Exercise brief: Go through the material and pull out every line with the string "this" in it.

Records for processing:
○ ○ ○ ○ ○

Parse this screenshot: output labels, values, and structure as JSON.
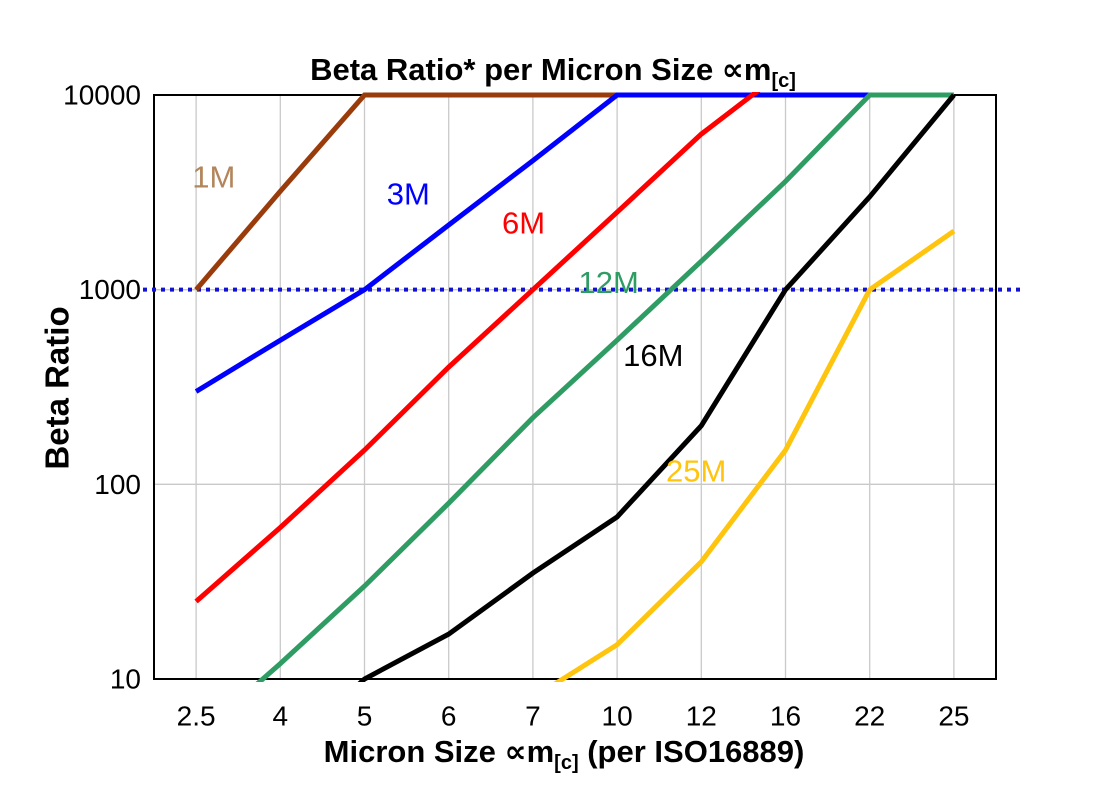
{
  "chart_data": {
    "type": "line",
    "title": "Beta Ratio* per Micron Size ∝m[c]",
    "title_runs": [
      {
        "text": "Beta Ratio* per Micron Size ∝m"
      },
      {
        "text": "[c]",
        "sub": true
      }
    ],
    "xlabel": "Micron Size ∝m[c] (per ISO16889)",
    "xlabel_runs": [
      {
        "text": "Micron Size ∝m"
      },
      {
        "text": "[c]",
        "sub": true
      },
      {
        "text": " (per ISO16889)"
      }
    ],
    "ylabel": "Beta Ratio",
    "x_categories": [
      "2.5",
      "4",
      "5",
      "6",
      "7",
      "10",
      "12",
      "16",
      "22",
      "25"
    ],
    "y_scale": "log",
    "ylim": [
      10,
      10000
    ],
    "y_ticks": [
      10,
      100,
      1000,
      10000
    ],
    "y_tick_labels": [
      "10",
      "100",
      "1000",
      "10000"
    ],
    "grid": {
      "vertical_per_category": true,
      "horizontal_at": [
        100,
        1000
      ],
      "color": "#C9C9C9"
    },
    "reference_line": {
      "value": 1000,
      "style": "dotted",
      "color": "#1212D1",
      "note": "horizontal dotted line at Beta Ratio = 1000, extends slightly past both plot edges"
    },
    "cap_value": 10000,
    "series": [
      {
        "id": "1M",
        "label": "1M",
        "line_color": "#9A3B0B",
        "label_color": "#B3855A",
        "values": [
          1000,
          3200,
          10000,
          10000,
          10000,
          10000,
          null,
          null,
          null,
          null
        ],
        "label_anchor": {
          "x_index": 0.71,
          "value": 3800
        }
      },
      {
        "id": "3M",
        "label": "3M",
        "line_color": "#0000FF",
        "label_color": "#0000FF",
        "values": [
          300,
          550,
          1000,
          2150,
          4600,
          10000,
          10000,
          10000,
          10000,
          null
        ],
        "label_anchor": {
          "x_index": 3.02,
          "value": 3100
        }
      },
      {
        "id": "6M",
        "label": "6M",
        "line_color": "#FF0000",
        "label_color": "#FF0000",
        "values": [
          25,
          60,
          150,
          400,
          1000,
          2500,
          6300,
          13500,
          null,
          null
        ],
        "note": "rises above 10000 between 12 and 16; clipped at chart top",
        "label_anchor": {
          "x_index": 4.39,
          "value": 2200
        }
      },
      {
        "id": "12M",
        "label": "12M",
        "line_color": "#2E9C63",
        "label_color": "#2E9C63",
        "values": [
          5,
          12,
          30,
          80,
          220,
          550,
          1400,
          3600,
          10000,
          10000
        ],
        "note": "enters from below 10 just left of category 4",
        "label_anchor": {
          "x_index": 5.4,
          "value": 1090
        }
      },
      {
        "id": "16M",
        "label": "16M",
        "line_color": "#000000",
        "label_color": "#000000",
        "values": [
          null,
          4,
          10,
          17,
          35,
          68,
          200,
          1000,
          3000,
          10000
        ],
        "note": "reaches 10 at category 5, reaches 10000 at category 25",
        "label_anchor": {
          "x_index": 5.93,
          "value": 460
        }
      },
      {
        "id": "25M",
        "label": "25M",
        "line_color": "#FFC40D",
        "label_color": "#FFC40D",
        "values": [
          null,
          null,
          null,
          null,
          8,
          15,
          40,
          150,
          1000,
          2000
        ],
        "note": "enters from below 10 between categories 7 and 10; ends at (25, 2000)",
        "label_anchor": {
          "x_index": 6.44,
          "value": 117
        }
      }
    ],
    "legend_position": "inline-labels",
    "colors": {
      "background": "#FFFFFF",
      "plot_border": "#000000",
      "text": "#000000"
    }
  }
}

○ ○ ○ ○ ○

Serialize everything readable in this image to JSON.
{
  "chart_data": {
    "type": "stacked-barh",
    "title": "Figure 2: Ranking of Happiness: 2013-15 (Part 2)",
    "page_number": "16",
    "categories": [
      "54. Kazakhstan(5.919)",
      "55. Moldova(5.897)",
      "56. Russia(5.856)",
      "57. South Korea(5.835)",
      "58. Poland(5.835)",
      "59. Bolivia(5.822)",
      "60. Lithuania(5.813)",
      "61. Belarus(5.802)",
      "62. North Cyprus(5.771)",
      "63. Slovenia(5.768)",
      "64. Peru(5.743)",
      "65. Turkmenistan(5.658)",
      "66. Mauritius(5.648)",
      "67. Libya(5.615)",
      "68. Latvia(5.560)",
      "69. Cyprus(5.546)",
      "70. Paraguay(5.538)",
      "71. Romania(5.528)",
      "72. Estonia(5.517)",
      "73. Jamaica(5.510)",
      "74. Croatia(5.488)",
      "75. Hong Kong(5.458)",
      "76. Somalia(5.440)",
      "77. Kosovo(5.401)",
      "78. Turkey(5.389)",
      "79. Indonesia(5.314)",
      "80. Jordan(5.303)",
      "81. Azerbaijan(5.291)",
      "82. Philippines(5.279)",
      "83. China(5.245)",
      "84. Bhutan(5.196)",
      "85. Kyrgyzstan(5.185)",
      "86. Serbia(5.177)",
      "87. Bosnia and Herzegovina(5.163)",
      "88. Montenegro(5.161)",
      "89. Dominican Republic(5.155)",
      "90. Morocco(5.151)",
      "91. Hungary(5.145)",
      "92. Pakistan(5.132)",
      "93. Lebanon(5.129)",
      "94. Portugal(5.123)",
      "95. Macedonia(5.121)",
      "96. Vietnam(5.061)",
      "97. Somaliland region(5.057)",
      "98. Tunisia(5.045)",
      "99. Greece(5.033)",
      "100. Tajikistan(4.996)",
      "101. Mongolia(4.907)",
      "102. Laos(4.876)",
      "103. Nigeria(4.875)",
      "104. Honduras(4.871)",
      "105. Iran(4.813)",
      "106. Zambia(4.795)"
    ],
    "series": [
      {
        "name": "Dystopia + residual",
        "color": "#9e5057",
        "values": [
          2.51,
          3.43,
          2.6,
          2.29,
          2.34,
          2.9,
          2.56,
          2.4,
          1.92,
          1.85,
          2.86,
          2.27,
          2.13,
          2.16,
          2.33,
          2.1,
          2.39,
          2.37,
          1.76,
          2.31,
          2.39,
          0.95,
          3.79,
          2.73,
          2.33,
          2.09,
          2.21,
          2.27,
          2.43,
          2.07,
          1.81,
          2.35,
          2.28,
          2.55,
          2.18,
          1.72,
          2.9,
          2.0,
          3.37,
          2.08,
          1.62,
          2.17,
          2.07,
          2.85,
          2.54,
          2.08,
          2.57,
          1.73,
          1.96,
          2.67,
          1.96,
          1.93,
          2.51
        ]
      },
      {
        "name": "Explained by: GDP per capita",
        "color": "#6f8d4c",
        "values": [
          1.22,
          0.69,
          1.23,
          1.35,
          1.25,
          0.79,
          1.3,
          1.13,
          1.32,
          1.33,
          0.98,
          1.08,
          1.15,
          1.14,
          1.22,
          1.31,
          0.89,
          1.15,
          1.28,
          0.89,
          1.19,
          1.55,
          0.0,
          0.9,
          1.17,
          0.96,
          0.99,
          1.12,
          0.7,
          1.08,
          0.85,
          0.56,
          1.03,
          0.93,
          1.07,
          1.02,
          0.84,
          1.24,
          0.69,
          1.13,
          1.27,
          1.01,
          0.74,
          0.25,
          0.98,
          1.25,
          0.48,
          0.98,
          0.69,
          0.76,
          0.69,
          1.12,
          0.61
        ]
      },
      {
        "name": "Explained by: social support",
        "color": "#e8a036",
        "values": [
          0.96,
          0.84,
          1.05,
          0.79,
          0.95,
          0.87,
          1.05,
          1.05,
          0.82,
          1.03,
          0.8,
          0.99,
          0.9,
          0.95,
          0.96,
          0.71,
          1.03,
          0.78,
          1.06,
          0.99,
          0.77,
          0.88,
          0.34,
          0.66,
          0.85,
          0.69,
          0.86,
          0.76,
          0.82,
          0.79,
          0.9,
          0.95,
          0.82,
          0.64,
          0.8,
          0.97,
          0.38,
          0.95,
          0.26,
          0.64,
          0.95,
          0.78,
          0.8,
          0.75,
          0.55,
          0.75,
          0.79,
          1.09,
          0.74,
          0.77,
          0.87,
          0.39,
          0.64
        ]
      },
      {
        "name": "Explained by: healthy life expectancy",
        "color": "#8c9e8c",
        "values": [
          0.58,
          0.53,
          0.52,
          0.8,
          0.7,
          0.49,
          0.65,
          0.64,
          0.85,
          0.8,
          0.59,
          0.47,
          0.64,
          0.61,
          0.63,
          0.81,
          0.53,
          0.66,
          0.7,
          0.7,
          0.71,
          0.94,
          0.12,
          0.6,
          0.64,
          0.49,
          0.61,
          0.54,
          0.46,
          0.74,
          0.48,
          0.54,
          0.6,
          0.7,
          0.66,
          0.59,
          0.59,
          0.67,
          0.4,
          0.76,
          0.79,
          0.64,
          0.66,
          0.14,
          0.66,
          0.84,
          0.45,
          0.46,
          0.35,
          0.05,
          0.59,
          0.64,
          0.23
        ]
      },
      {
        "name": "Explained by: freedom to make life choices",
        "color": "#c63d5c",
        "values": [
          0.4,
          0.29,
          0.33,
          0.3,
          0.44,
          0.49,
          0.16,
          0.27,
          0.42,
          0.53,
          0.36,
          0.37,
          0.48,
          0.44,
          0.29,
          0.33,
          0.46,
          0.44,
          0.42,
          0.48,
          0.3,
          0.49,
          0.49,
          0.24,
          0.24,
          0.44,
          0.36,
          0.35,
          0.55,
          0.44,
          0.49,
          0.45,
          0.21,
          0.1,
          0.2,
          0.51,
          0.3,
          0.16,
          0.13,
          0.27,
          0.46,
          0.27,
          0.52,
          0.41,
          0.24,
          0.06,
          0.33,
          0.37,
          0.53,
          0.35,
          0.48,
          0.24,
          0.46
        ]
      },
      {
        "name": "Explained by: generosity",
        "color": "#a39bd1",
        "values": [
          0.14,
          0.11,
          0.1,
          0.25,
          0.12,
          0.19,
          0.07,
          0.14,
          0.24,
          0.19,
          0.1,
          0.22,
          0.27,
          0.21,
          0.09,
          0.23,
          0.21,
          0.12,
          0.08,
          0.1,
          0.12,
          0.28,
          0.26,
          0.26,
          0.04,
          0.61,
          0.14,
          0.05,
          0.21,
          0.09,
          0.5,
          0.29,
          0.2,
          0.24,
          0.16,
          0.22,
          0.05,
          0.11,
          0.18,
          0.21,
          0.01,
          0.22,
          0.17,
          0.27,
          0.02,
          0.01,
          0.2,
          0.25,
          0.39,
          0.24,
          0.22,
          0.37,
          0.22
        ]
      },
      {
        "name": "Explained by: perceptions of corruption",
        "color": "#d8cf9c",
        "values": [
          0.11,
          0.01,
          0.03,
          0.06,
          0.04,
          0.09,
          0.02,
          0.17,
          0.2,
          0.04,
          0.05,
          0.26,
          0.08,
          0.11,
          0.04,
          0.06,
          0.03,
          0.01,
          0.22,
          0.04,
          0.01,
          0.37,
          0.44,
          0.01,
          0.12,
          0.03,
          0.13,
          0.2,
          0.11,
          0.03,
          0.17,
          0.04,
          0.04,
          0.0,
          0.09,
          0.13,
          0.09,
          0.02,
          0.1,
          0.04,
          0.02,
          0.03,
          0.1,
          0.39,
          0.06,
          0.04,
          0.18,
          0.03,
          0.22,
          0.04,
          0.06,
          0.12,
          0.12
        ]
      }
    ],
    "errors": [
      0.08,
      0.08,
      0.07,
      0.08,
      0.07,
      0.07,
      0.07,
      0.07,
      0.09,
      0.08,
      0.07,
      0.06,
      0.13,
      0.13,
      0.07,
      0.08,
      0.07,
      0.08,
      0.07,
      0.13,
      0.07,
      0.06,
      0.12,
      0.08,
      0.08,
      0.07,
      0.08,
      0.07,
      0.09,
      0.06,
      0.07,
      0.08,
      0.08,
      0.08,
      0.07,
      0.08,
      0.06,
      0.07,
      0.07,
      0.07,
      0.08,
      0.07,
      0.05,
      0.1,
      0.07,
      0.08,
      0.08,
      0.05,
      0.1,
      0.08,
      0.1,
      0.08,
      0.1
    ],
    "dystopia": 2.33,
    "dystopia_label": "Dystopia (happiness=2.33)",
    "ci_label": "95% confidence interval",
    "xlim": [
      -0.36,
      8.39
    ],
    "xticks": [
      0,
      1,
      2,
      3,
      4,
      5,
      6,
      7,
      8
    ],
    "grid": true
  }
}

○ ○ ○ ○ ○

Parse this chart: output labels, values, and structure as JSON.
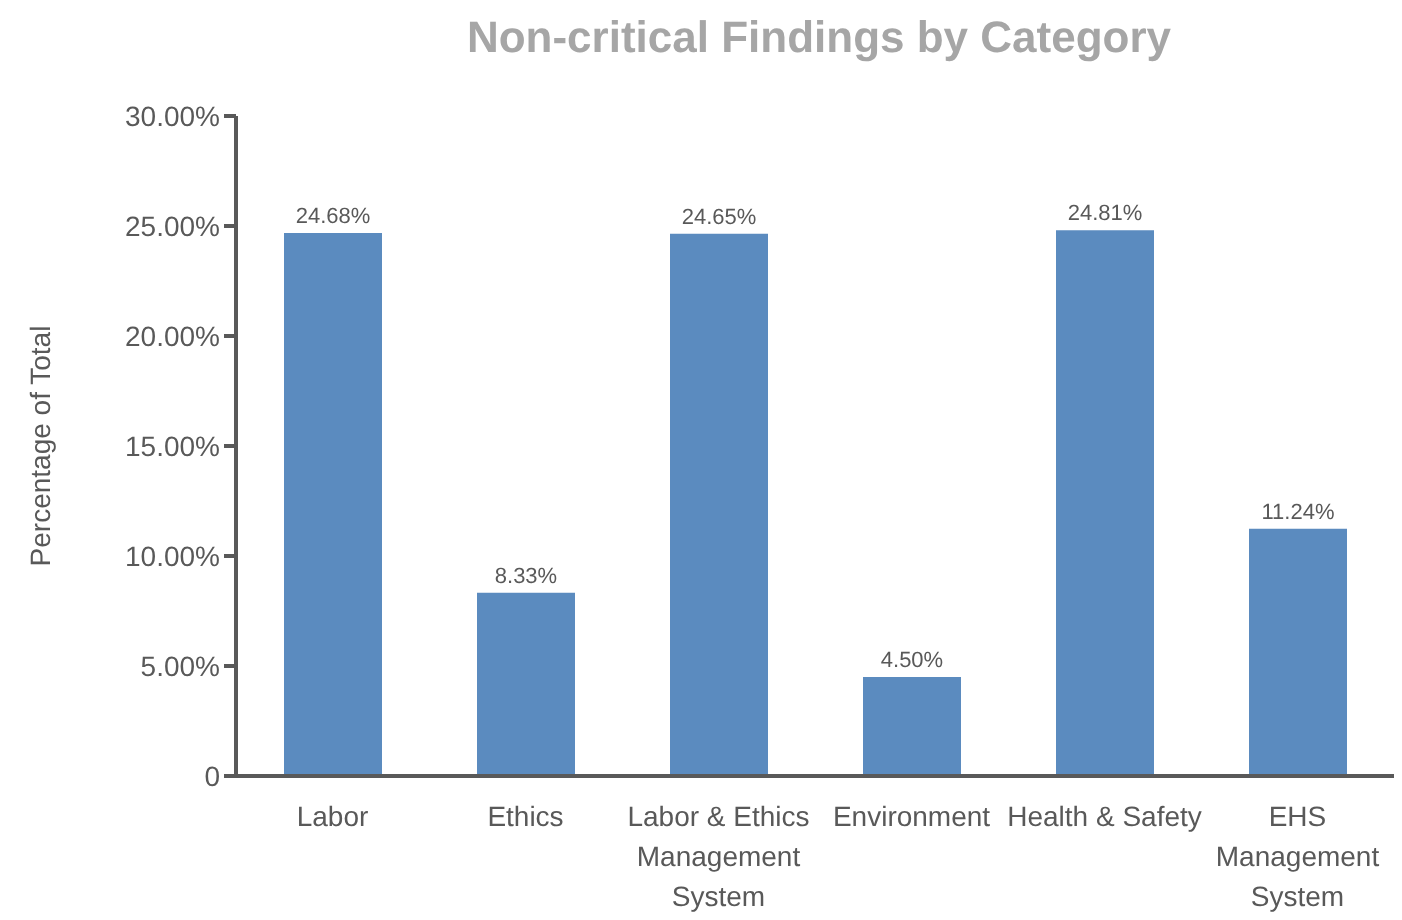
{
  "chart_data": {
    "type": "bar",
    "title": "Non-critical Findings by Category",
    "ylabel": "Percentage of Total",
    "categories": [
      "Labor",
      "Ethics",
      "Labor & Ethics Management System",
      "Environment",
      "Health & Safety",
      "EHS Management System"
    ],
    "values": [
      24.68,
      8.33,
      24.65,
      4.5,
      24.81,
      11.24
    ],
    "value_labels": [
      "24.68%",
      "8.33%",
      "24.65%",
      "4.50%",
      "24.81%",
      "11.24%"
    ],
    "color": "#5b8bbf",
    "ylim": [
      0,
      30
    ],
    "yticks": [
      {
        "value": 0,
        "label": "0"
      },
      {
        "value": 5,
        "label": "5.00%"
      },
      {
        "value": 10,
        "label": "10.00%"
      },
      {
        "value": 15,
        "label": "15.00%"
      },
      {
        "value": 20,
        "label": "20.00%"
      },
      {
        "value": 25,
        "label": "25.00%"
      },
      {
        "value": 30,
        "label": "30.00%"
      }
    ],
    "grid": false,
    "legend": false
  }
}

○ ○ ○ ○ ○

Response:
Parse this screenshot: output labels, values, and structure as JSON.
Serialize everything readable in this image to JSON.
Parse this chart: output labels, values, and structure as JSON.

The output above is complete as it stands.